## Directions
Copy out the listing that follows exactly, dropping every picture.

## Data shown
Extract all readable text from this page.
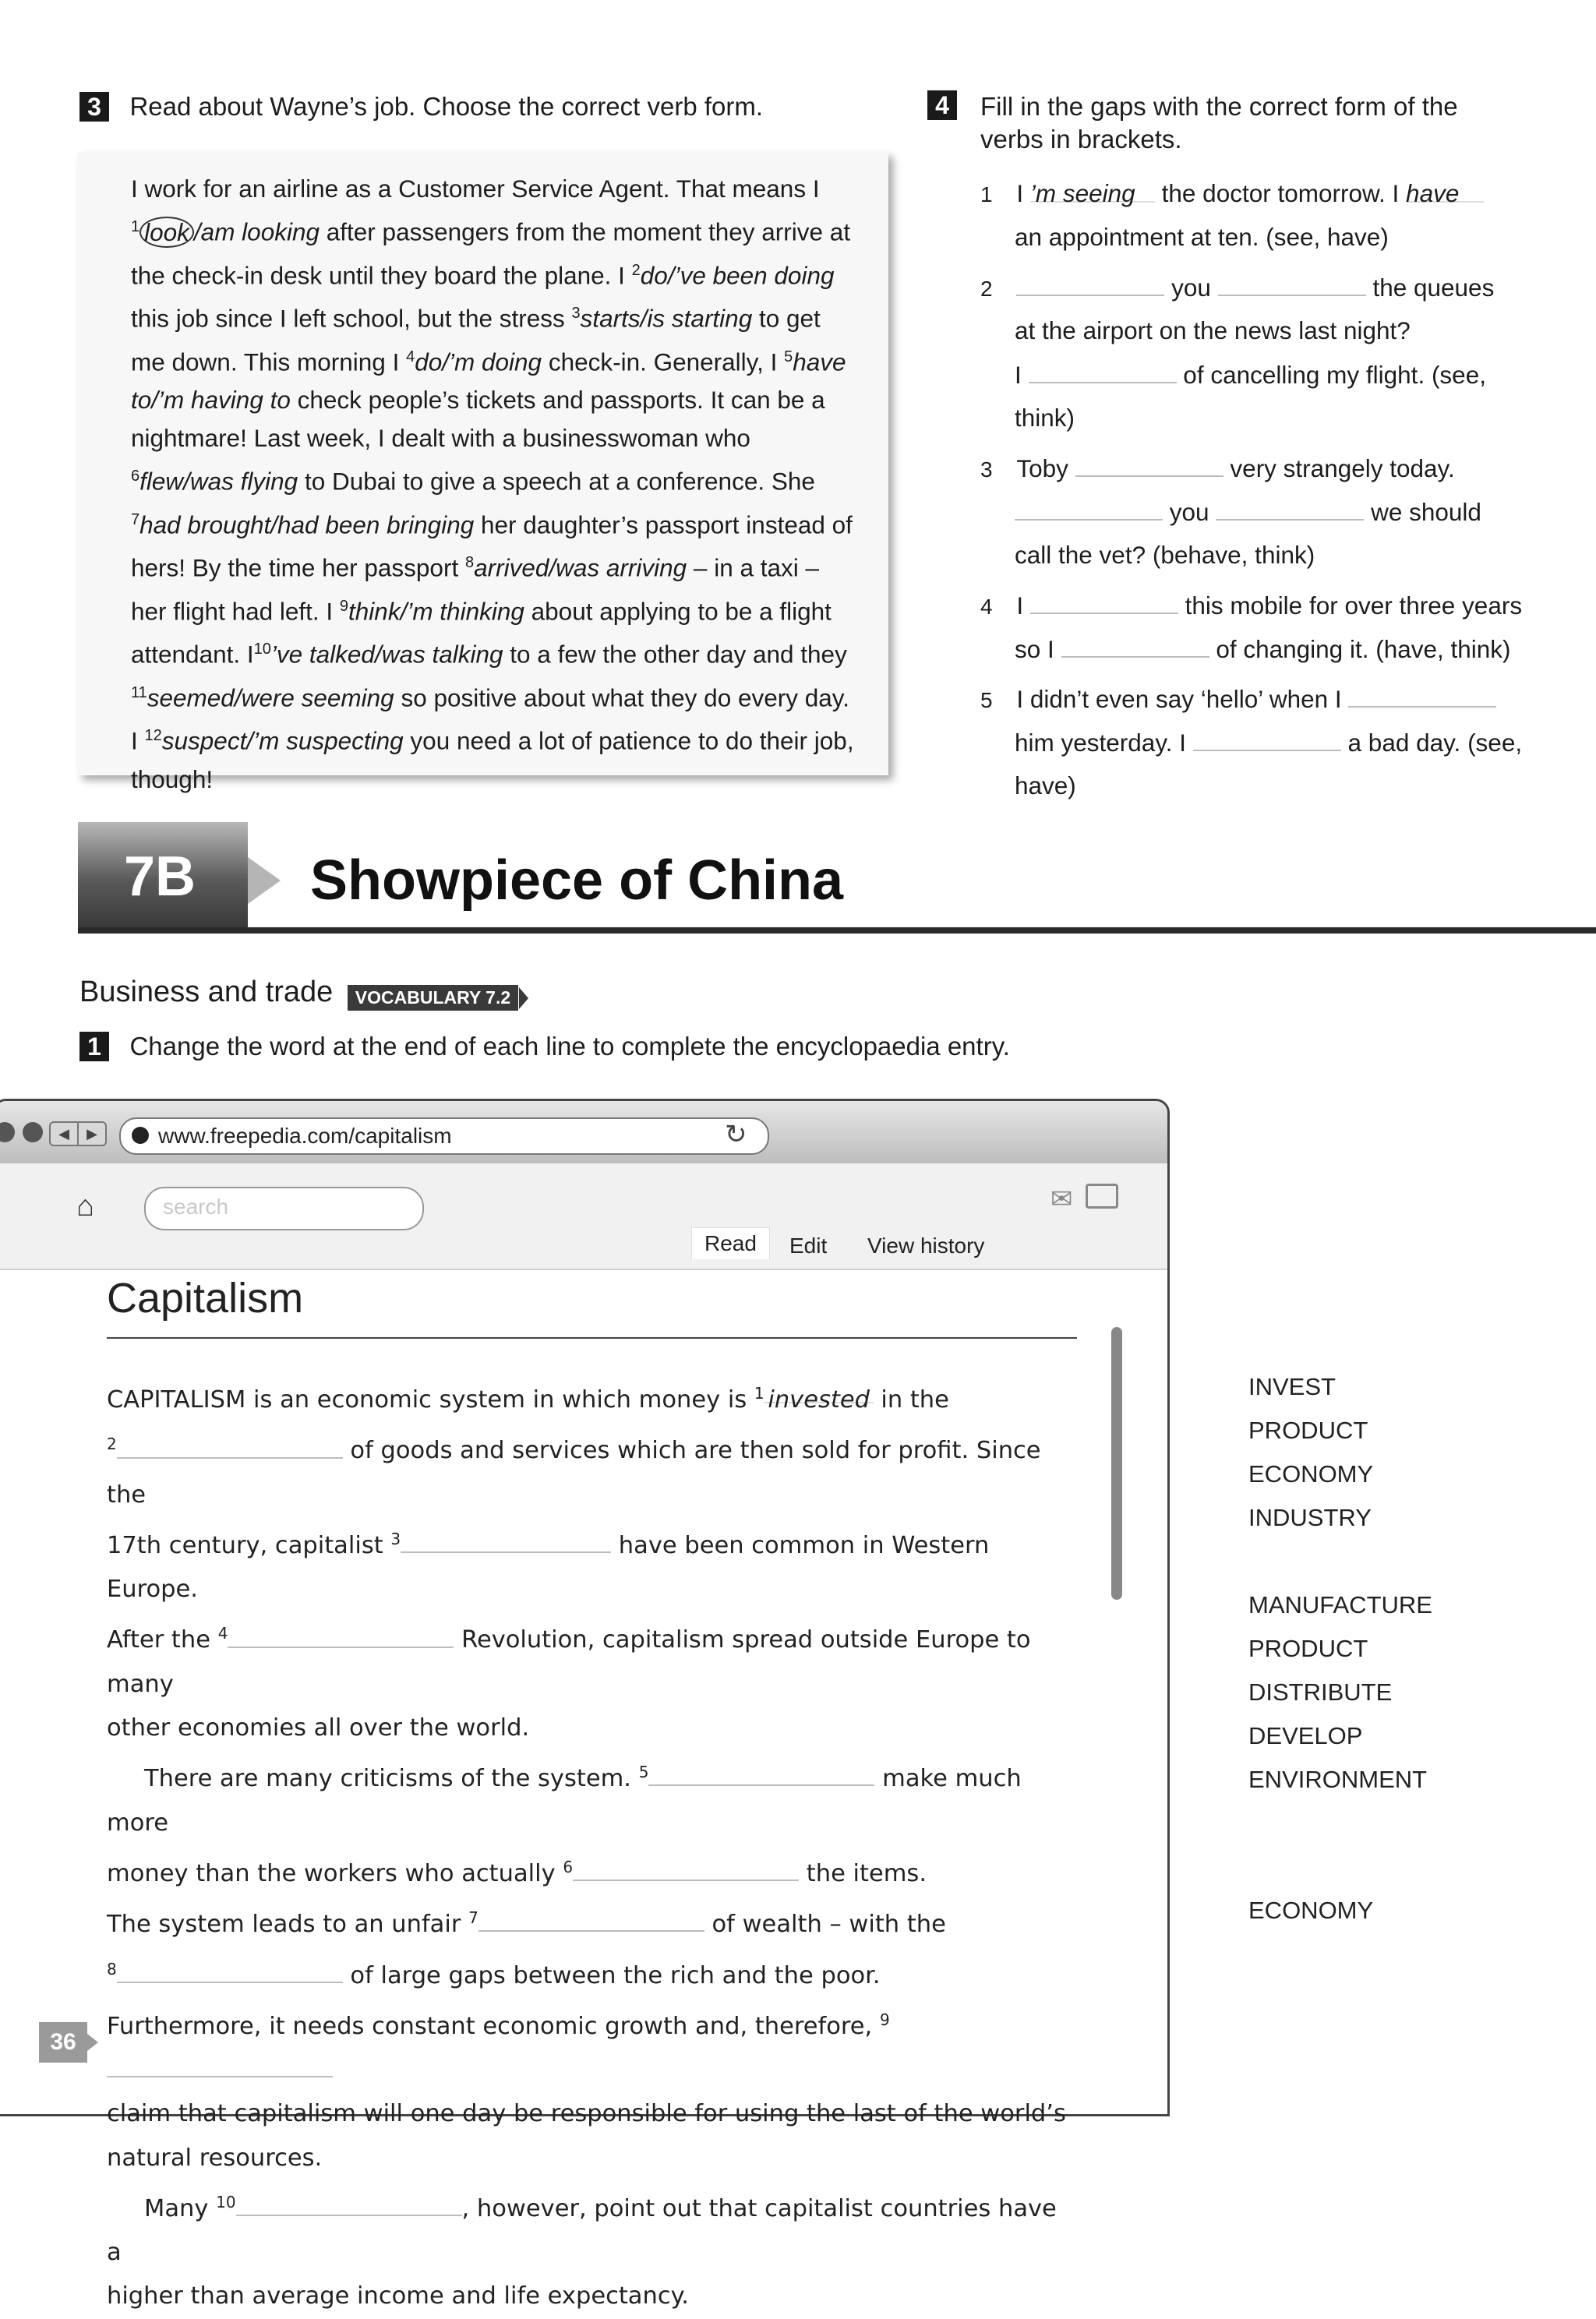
3 Read about Wayne’s job. Choose the correct verb form.
I work for an airline as a Customer Service Agent. That means I
$^1$ look /am looking after passengers from the moment they arrive at the check-in desk until they board the plane. I $^2$do/’ve been doing this job since I left school, but the stress $^3$starts/is starting to get me down. This morning I $^4$do/’m doing check-in. Generally, I $^5$have to/’m having to check people’s tickets and passports. It can be a nightmare! Last week, I dealt with a businesswoman who $^6$flew/was flying to Dubai to give a speech at a conference. She $^7$had brought/had been bringing her daughter’s passport instead of hers! By the time her passport $^8$arrived/was arriving – in a taxi – her flight had left. I $^9$think/’m thinking about applying to be a flight attendant. $I^{10}’ve$ talked/was talking to a few the other day and they $^{11}$seemed/were seeming so positive about what they do every day. I $^{12}$suspect/’m suspecting you need a lot of patience to do their job, though!
4	Fill in the gaps with the correct form of the
verbs in brackets.
1 I ’m seeing the doctor tomorrow. I have
an appointment at ten. (see, have)
2	you	the queues
at the airport on the news last night?
I	of cancelling my flight. (see,
think)
3 Toby	very strangely today.
you	we should
call the vet? (behave, think)
4 I	this mobile for over three years
so I	of changing it. (have, think)
5 I didn’t even say ‘hello’ when I
him yesterday. I	a bad day. (see,
have)
7B	Showpiece of China
Business and trade VOCABULARY 7.2
1 Change the word at the end of each line to complete the encyclopaedia entry.
◀	▶	www.freepedia.com/capitalism	↻
⌂	search	✉
Read	Edit View history
Capitalism
CAPITALISM is an economic system in which money is $^1$ invested in the
$^2$	of goods and services which are then sold for profit. Since the
17th century, capitalist $^3$	have been common in Western Europe.
After the $^4$	Revolution, capitalism spread outside Europe to many
other economies all over the world.
There are many criticisms of the system. $^5$	make much more
money than the workers who actually $^6$	the items.
The system leads to an unfair $^7$	of wealth – with the
$^8$	of large gaps between the rich and the poor.
Furthermore, it needs constant economic growth and, therefore, $^9$
claim that capitalism will one day be responsible for using the last of the world’s
natural resources.
Many $^{10}$	, however, point out that capitalist countries have a
higher than average income and life expectancy.
INVEST
PRODUCT
ECONOMY
INDUSTRY
MANUFACTURE
PRODUCT
DISTRIBUTE
DEVELOP
ENVIRONMENT
ECONOMY
36
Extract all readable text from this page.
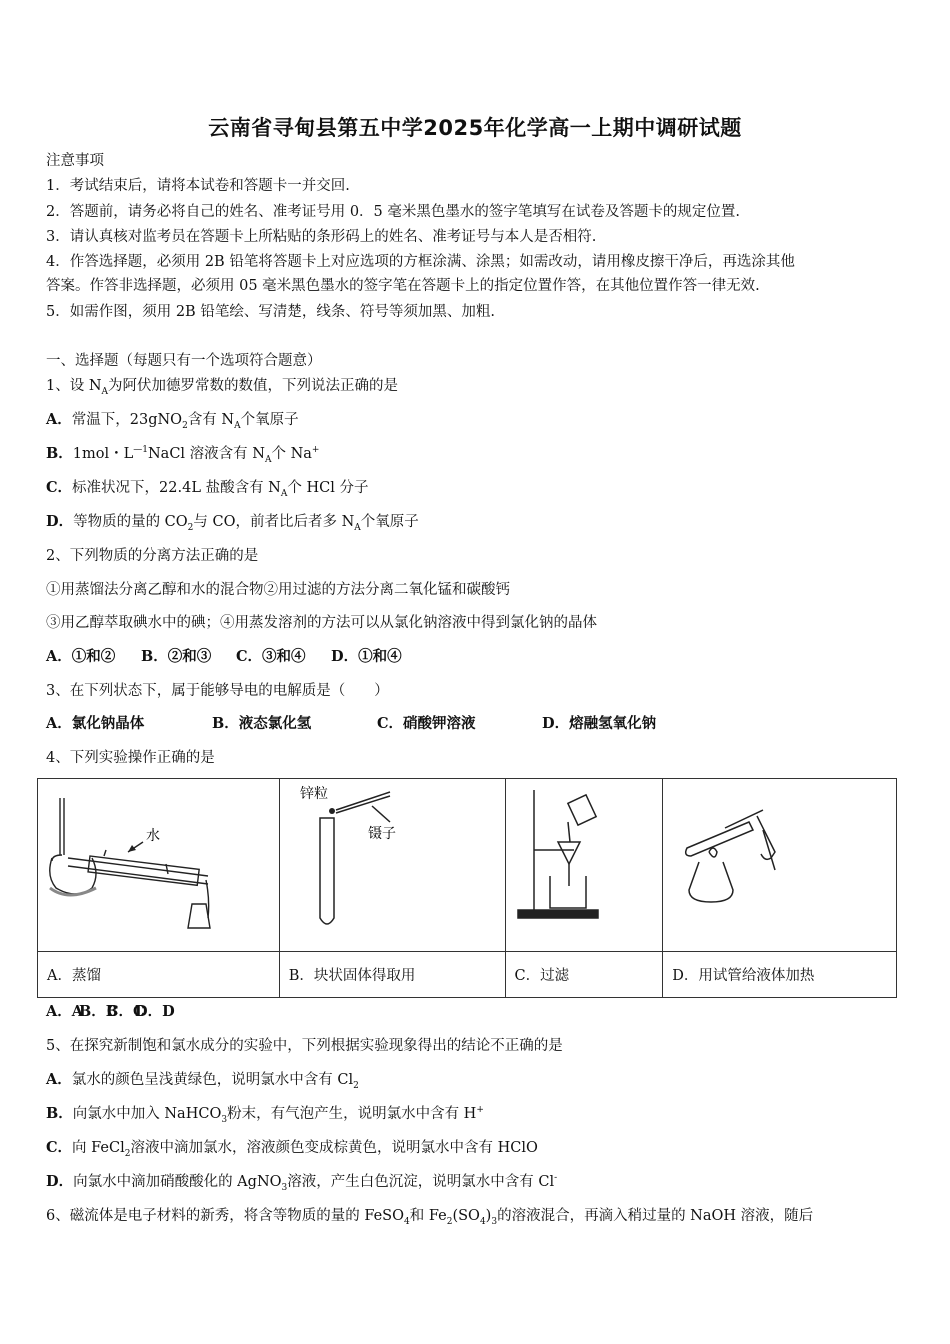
云南省寻甸县第五中学2025年化学高一上期中调研试题
注意事项
1．考试结束后，请将本试卷和答题卡一并交回.
2．答题前，请务必将自己的姓名、准考证号用 0．5 毫米黑色墨水的签字笔填写在试卷及答题卡的规定位置.
3．请认真核对监考员在答题卡上所粘贴的条形码上的姓名、准考证号与本人是否相符.
4．作答选择题，必须用 2B 铅笔将答题卡上对应选项的方框涂满、涂黑；如需改动，请用橡皮擦干净后，再选涂其他
答案。作答非选择题，必须用 05 毫米黑色墨水的签字笔在答题卡上的指定位置作答，在其他位置作答一律无效.
5．如需作图，须用 2B 铅笔绘、写清楚，线条、符号等须加黑、加粗.
一、选择题（每题只有一个选项符合题意）
1、设 $N_A$为阿伏加德罗常数的数值，下列说法正确的是
A．常温下，23gNO$_2$含有 $N_A$个氧原子
B．1mol・$L^{—1}NaCl$ 溶液含有 $N_A$个 Na+
C．标准状况下，22.4L 盐酸含有 $N_A$个 HCl 分子
D．等物质的量的 $CO_2$与 CO，前者比后者多 $N_A$个氧原子
2、下列物质的分离方法正确的是
①用蒸馏法分离乙醇和水的混合物②用过滤的方法分离二氧化锰和碳酸钙
③用乙醇萃取碘水中的碘；④用蒸发溶剂的方法可以从氯化钠溶液中得到氯化钠的晶体
A．①和② B．②和③ C．③和④ D．①和④
3、在下列状态下，属于能够导电的电解质是（　　）
A．氯化钠晶体	B．液态氯化氢	C．硝酸钾溶液	D．熔融氢氧化钠
4、下列实验操作正确的是
水	锌粒
镊子

A．蒸馏	B．块状固体得取用	C．过滤	D．用试管给液体加热
A．AB．BC．CD．D
5、在探究新制饱和氯水成分的实验中，下列根据实验现象得出的结论不正确的是
A．氯水的颜色呈浅黄绿色，说明氯水中含有 $Cl_2$
B．向氯水中加入 NaHCO$_3$粉末，有气泡产生，说明氯水中含有 H+
C．向 FeCl$_2$溶液中滴加氯水，溶液颜色变成棕黄色，说明氯水中含有 HClO
D．向氯水中滴加硝酸酸化的 AgNO$_3$溶液，产生白色沉淀，说明氯水中含有 Cl-
6、磁流体是电子材料的新秀，将含等物质的量的 FeSO$_4$和 $Fe_2(SO_4)_3$的溶液混合，再滴入稍过量的 NaOH 溶液，随后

## Solution to this problem
Extract all readable text from this page.
3 Read about Wayne’s job. Choose the correct verb form.
I work for an airline as a Customer Service Agent. That means I
$^1$ look /am looking after passengers from the moment they arrive at the check-in desk until they board the plane. I $^2$do/’ve been doing this job since I left school, but the stress $^3$starts/is starting to get me down. This morning I $^4$do/’m doing check-in. Generally, I $^5$have to/’m having to check people’s tickets and passports. It can be a nightmare! Last week, I dealt with a businesswoman who $^6$flew/was flying to Dubai to give a speech at a conference. She $^7$had brought/had been bringing her daughter’s passport instead of hers! By the time her passport $^8$arrived/was arriving – in a taxi – her flight had left. I $^9$think/’m thinking about applying to be a flight attendant. $I^{10}’ve$ talked/was talking to a few the other day and they $^{11}$seemed/were seeming so positive about what they do every day. I $^{12}$suspect/’m suspecting you need a lot of patience to do their job, though!
4	Fill in the gaps with the correct form of the
verbs in brackets.
1 I ’m seeing the doctor tomorrow. I have
an appointment at ten. (see, have)
2	you	the queues
at the airport on the news last night?
I	of cancelling my flight. (see,
think)
3 Toby	very strangely today.
you	we should
call the vet? (behave, think)
4 I	this mobile for over three years
so I	of changing it. (have, think)
5 I didn’t even say ‘hello’ when I
him yesterday. I	a bad day. (see,
have)
7B	Showpiece of China
Business and trade VOCABULARY 7.2
1 Change the word at the end of each line to complete the encyclopaedia entry.
◀	▶	www.freepedia.com/capitalism	↻
⌂	search	✉
Read	Edit View history
Capitalism
CAPITALISM is an economic system in which money is $^1$ invested in the
$^2$	of goods and services which are then sold for profit. Since the
17th century, capitalist $^3$	have been common in Western Europe.
After the $^4$	Revolution, capitalism spread outside Europe to many
other economies all over the world.
There are many criticisms of the system. $^5$	make much more
money than the workers who actually $^6$	the items.
The system leads to an unfair $^7$	of wealth – with the
$^8$	of large gaps between the rich and the poor.
Furthermore, it needs constant economic growth and, therefore, $^9$
claim that capitalism will one day be responsible for using the last of the world’s
natural resources.
Many $^{10}$	, however, point out that capitalist countries have a
higher than average income and life expectancy.
INVEST
PRODUCT
ECONOMY
INDUSTRY
MANUFACTURE
PRODUCT
DISTRIBUTE
DEVELOP
ENVIRONMENT
ECONOMY
36
Extract all readable text from this page.
云南省寻甸县第五中学2025年化学高一上期中调研试题
注意事项
1．考试结束后，请将本试卷和答题卡一并交回.
2．答题前，请务必将自己的姓名、准考证号用 0．5 毫米黑色墨水的签字笔填写在试卷及答题卡的规定位置.
3．请认真核对监考员在答题卡上所粘贴的条形码上的姓名、准考证号与本人是否相符.
4．作答选择题，必须用 2B 铅笔将答题卡上对应选项的方框涂满、涂黑；如需改动，请用橡皮擦干净后，再选涂其他
答案。作答非选择题，必须用 05 毫米黑色墨水的签字笔在答题卡上的指定位置作答，在其他位置作答一律无效.
5．如需作图，须用 2B 铅笔绘、写清楚，线条、符号等须加黑、加粗.
一、选择题（每题只有一个选项符合题意）
1、设 $N_A$为阿伏加德罗常数的数值，下列说法正确的是
A．常温下，23gNO$_2$含有 $N_A$个氧原子
B．1mol・$L^{—1}NaCl$ 溶液含有 $N_A$个 Na+
C．标准状况下，22.4L 盐酸含有 $N_A$个 HCl 分子
D．等物质的量的 $CO_2$与 CO，前者比后者多 $N_A$个氧原子
2、下列物质的分离方法正确的是
①用蒸馏法分离乙醇和水的混合物②用过滤的方法分离二氧化锰和碳酸钙
③用乙醇萃取碘水中的碘；④用蒸发溶剂的方法可以从氯化钠溶液中得到氯化钠的晶体
A．①和② B．②和③ C．③和④ D．①和④
3、在下列状态下，属于能够导电的电解质是（　　）
A．氯化钠晶体	B．液态氯化氢	C．硝酸钾溶液	D．熔融氢氧化钠
4、下列实验操作正确的是
水	锌粒
镊子

A．蒸馏	B．块状固体得取用	C．过滤	D．用试管给液体加热
A．AB．BC．CD．D
5、在探究新制饱和氯水成分的实验中，下列根据实验现象得出的结论不正确的是
A．氯水的颜色呈浅黄绿色，说明氯水中含有 $Cl_2$
B．向氯水中加入 NaHCO$_3$粉末，有气泡产生，说明氯水中含有 H+
C．向 FeCl$_2$溶液中滴加氯水，溶液颜色变成棕黄色，说明氯水中含有 HClO
D．向氯水中滴加硝酸酸化的 AgNO$_3$溶液，产生白色沉淀，说明氯水中含有 Cl-
6、磁流体是电子材料的新秀，将含等物质的量的 FeSO$_4$和 $Fe_2(SO_4)_3$的溶液混合，再滴入稍过量的 NaOH 溶液，随后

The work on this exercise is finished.